## Task objective
Identify all lines in the listing that include the word "label", and copy them out.

## Given data
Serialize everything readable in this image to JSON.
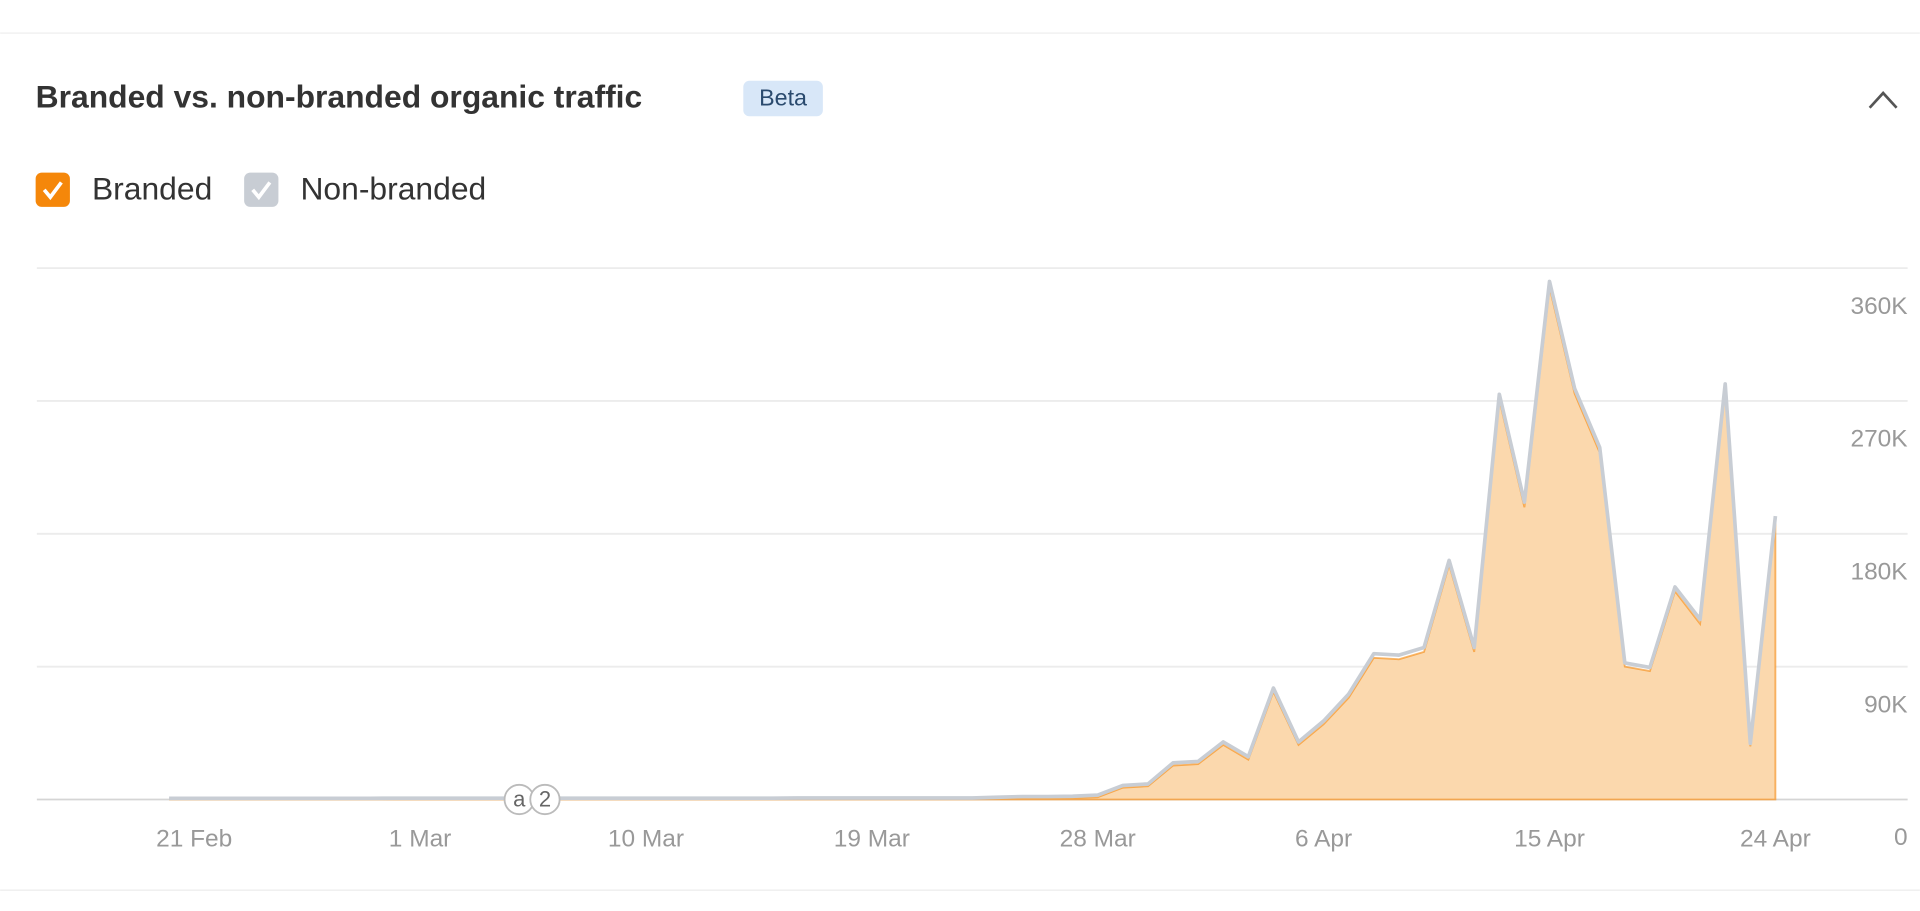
{
  "header": {
    "title": "Branded vs. non-branded organic traffic",
    "badge": "Beta"
  },
  "chart_data": {
    "type": "area",
    "categories": [
      null,
      "21 Feb",
      null,
      null,
      null,
      null,
      null,
      null,
      null,
      null,
      "1 Mar",
      null,
      null,
      null,
      null,
      null,
      null,
      null,
      null,
      "10 Mar",
      null,
      null,
      null,
      null,
      null,
      null,
      null,
      null,
      "19 Mar",
      null,
      null,
      null,
      null,
      null,
      null,
      null,
      null,
      "28 Mar",
      null,
      null,
      null,
      null,
      null,
      null,
      null,
      null,
      "6 Apr",
      null,
      null,
      null,
      null,
      null,
      null,
      null,
      null,
      "15 Apr",
      null,
      null,
      null,
      null,
      null,
      null,
      null,
      null,
      "24 Apr"
    ],
    "series": [
      {
        "name": "Branded",
        "color": "#f5870a",
        "fill": "#fbd8ad",
        "values": [
          0,
          0,
          0,
          0,
          0,
          0,
          0,
          0,
          0,
          0,
          0,
          0,
          0,
          0,
          0,
          0,
          0,
          0,
          0,
          0,
          0,
          0,
          0,
          0,
          0,
          0,
          0,
          0,
          0,
          0,
          0,
          0,
          0,
          500,
          800,
          800,
          1000,
          1500,
          8000,
          9000,
          23000,
          24000,
          37000,
          27000,
          73000,
          37000,
          51000,
          69000,
          96000,
          95000,
          100000,
          159000,
          100000,
          271000,
          198000,
          347000,
          275000,
          235000,
          90000,
          87000,
          141000,
          119000,
          278000,
          36000,
          189000
        ]
      },
      {
        "name": "Non-branded",
        "color": "#c8cdd4",
        "values": [
          800,
          800,
          800,
          800,
          800,
          800,
          800,
          800,
          800,
          900,
          900,
          900,
          900,
          900,
          900,
          900,
          900,
          900,
          900,
          900,
          900,
          900,
          900,
          900,
          900,
          1000,
          1000,
          1000,
          1000,
          1000,
          1000,
          1000,
          1000,
          1000,
          1200,
          1200,
          1200,
          1500,
          1500,
          1500,
          1800,
          1800,
          2000,
          2000,
          2500,
          2000,
          2200,
          2500,
          2800,
          2800,
          3000,
          3000,
          3000,
          3500,
          3500,
          4000,
          3500,
          3500,
          2500,
          2500,
          3000,
          3000,
          3500,
          2000,
          3000
        ]
      }
    ],
    "ylim": [
      0,
      360000
    ],
    "yticks": [
      0,
      {
        "value": 90000,
        "label": "90K"
      },
      {
        "value": 180000,
        "label": "180K"
      },
      {
        "value": 270000,
        "label": "270K"
      },
      {
        "value": 360000,
        "label": "360K"
      }
    ],
    "grid": true,
    "annotations": [
      "a",
      "2"
    ]
  }
}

## Full response
        "label": "90K"
        "label": "180K"
        "label": "270K"
        "label": "360K"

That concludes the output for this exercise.